PROBLEM TO WORK ON:
Transcribe the records exactly. Pictures do not belong in the transcription.

PROVIDED RECORDS:
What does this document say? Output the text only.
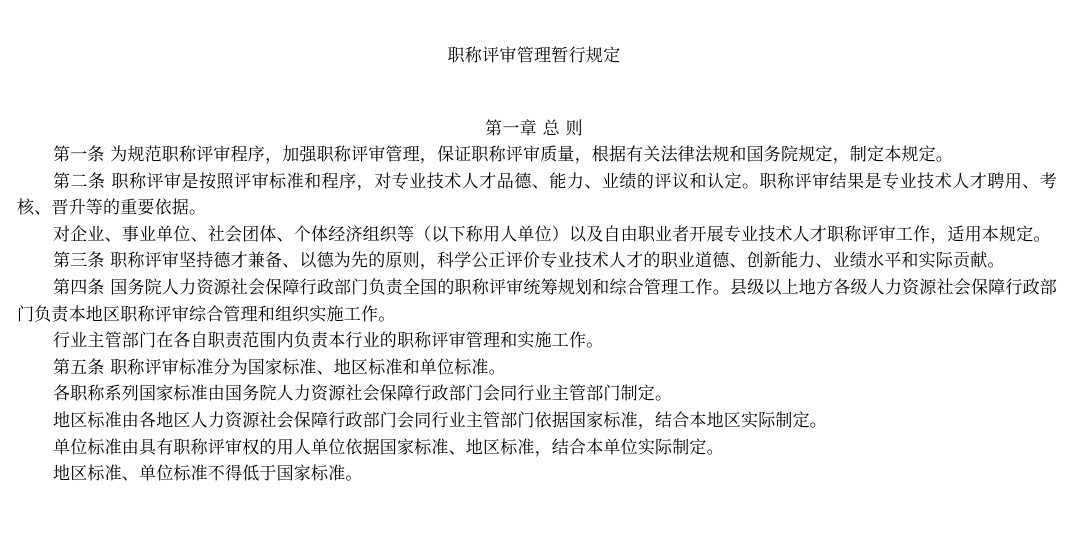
职称评审管理暂行规定
第一章 总 则

第一条 为规范职称评审程序，加强职称评审管理，保证职称评审质量，根据有关法律法规和国务院规定，制定本规定。

第二条 职称评审是按照评审标准和程序，对专业技术人才品德、能力、业绩的评议和认定。职称评审结果是专业技术人才聘用、考核、晋升等的重要依据。

对企业、事业单位、社会团体、个体经济组织等（以下称用人单位）以及自由职业者开展专业技术人才职称评审工作，适用本规定。

第三条 职称评审坚持德才兼备、以德为先的原则，科学公正评价专业技术人才的职业道德、创新能力、业绩水平和实际贡献。

第四条 国务院人力资源社会保障行政部门负责全国的职称评审统筹规划和综合管理工作。县级以上地方各级人力资源社会保障行政部门负责本地区职称评审综合管理和组织实施工作。

行业主管部门在各自职责范围内负责本行业的职称评审管理和实施工作。

第五条 职称评审标准分为国家标准、地区标准和单位标准。

各职称系列国家标准由国务院人力资源社会保障行政部门会同行业主管部门制定。

地区标准由各地区人力资源社会保障行政部门会同行业主管部门依据国家标准，结合本地区实际制定。

单位标准由具有职称评审权的用人单位依据国家标准、地区标准，结合本单位实际制定。

地区标准、单位标准不得低于国家标准。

FINISHED ANSWER:
What does this document say? Output the text only.
职称评审管理暂行规定
第一章 总 则

第一条 为规范职称评审程序，加强职称评审管理，保证职称评审质量，根据有关法律法规和国务院规定，制定本规定。

第二条 职称评审是按照评审标准和程序，对专业技术人才品德、能力、业绩的评议和认定。职称评审结果是专业技术人才聘用、考核、晋升等的重要依据。

对企业、事业单位、社会团体、个体经济组织等（以下称用人单位）以及自由职业者开展专业技术人才职称评审工作，适用本规定。

第三条 职称评审坚持德才兼备、以德为先的原则，科学公正评价专业技术人才的职业道德、创新能力、业绩水平和实际贡献。

第四条 国务院人力资源社会保障行政部门负责全国的职称评审统筹规划和综合管理工作。县级以上地方各级人力资源社会保障行政部门负责本地区职称评审综合管理和组织实施工作。

行业主管部门在各自职责范围内负责本行业的职称评审管理和实施工作。

第五条 职称评审标准分为国家标准、地区标准和单位标准。

各职称系列国家标准由国务院人力资源社会保障行政部门会同行业主管部门制定。

地区标准由各地区人力资源社会保障行政部门会同行业主管部门依据国家标准，结合本地区实际制定。

单位标准由具有职称评审权的用人单位依据国家标准、地区标准，结合本单位实际制定。

地区标准、单位标准不得低于国家标准。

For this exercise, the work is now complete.